**TASK BRIEF**
Extract and list every line that contains the word "JSON".

── RECORD SET ──

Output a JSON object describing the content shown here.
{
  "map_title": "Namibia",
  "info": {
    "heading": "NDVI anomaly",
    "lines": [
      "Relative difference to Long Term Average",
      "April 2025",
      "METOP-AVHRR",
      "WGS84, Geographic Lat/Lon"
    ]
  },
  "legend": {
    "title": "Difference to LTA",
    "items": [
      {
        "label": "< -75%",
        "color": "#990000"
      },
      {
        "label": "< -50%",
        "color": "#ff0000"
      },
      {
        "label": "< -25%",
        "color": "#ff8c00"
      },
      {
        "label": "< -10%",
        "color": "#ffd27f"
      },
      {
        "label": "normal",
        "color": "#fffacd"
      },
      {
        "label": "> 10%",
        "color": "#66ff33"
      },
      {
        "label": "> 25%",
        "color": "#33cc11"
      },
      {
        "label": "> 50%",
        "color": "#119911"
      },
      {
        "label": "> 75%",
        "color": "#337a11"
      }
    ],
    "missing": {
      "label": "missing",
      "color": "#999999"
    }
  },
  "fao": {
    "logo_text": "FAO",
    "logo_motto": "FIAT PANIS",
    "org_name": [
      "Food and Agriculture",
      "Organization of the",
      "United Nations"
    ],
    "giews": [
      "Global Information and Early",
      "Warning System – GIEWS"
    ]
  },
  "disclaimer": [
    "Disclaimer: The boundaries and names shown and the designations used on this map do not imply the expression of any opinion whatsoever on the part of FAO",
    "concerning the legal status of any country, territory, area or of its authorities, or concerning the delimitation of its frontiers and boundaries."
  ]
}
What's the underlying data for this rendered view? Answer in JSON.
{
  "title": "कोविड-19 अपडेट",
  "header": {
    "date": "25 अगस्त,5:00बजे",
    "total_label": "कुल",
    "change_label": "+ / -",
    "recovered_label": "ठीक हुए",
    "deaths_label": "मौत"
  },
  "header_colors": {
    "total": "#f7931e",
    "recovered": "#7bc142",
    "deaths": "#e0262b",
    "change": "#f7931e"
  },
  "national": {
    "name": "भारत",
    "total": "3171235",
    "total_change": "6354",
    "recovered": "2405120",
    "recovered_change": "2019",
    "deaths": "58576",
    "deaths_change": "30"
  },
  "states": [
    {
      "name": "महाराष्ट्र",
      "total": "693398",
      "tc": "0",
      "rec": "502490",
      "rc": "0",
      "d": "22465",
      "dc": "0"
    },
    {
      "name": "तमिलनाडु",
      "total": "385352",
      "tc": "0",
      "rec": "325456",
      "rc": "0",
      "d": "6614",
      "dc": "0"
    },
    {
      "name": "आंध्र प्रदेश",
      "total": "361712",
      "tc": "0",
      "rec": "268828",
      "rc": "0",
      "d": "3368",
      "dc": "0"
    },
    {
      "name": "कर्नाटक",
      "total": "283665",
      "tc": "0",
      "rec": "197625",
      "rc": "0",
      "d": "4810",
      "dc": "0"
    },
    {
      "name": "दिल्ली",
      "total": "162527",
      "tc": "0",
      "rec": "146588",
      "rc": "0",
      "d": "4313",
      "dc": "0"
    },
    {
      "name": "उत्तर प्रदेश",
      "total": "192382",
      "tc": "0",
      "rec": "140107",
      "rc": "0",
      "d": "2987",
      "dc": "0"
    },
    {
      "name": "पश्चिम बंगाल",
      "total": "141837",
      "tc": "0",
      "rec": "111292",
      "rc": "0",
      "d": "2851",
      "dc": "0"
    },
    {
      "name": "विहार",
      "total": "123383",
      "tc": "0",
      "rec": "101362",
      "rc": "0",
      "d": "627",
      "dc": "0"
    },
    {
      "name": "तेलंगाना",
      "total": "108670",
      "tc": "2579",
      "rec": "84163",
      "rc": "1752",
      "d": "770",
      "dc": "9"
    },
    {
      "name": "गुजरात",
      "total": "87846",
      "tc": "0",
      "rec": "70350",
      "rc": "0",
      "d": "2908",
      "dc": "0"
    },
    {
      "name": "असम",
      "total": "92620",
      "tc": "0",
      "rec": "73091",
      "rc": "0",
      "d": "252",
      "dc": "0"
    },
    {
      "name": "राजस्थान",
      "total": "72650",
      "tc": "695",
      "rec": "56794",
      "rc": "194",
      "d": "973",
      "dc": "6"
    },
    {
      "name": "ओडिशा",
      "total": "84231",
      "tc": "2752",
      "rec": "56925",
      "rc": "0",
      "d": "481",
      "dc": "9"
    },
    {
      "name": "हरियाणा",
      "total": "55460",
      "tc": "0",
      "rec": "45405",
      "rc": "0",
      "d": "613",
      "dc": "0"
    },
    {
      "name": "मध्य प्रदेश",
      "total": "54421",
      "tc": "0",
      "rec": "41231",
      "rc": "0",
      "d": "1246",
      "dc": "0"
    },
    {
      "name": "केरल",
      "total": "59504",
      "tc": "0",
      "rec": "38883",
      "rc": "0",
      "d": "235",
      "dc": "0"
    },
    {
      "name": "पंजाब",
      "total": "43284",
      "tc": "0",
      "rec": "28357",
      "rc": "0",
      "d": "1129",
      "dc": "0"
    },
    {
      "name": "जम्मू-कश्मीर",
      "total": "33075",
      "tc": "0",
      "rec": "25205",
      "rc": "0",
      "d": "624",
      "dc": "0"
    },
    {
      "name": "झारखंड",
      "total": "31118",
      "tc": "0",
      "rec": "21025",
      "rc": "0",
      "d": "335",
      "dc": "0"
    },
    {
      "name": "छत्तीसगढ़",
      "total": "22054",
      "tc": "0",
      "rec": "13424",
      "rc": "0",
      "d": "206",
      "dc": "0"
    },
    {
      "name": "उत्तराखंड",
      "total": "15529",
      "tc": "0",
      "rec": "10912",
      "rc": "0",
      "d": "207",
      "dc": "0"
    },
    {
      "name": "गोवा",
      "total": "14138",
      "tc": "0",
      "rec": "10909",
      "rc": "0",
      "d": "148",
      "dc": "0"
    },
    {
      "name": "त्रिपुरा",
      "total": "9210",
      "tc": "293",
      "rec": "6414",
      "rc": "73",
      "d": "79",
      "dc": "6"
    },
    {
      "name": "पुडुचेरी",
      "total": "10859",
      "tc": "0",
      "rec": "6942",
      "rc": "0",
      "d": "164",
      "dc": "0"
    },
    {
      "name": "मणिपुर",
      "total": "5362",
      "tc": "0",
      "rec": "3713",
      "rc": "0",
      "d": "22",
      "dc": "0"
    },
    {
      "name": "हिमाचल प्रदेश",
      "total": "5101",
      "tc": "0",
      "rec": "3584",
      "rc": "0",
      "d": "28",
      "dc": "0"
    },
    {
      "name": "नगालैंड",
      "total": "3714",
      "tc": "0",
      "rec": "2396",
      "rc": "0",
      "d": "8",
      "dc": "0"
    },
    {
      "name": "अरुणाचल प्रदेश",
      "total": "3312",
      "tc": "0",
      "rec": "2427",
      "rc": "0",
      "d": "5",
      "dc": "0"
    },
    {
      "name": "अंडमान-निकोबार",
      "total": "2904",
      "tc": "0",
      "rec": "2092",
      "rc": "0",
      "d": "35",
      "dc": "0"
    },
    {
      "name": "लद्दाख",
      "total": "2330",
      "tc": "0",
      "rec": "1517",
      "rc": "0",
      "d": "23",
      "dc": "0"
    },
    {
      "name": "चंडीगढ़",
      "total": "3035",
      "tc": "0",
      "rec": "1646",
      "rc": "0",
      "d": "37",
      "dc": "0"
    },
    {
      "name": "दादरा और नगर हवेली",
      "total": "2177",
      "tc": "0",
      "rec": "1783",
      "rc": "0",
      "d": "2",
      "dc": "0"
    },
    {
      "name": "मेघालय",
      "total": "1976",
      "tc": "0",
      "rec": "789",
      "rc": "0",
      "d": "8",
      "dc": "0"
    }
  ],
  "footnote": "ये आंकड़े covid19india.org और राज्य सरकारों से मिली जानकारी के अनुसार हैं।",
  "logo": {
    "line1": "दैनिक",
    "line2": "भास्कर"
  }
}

───

**THE REPLY**
Output a JSON object describing the content shown here.
What's the underlying data for this rendered view? Answer in JSON.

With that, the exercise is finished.